■ Your goal:
Collect all lines containing the word "resistance" from the data.

::::::::

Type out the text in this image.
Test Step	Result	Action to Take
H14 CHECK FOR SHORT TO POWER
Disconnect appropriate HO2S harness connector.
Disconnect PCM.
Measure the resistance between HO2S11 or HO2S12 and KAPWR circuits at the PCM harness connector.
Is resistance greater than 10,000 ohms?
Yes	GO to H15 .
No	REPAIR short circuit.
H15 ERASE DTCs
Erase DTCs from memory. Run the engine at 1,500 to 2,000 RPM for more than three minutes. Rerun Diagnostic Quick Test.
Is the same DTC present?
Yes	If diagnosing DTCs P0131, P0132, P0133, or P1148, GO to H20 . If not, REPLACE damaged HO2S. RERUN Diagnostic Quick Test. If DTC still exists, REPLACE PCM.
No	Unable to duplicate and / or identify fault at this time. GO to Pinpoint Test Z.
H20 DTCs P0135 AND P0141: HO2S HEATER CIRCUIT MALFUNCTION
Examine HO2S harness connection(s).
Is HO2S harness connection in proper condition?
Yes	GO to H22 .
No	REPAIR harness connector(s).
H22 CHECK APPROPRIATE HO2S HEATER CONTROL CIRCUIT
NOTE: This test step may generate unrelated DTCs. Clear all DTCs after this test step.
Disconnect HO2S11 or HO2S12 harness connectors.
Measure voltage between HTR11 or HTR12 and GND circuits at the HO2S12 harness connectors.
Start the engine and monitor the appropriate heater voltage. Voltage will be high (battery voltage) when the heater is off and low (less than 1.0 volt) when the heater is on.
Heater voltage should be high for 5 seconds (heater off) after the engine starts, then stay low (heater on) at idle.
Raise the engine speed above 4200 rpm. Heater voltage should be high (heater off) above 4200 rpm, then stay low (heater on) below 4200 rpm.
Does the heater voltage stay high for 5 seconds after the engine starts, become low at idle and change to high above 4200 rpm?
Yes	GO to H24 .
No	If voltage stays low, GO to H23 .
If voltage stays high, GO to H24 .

::::::::

■ Result of this exercise:
Measure the resistance between HO2S11 or HO2S12 and KAPWR circuits at the PCM harness connector.
Is resistance greater than 10,000 ohms?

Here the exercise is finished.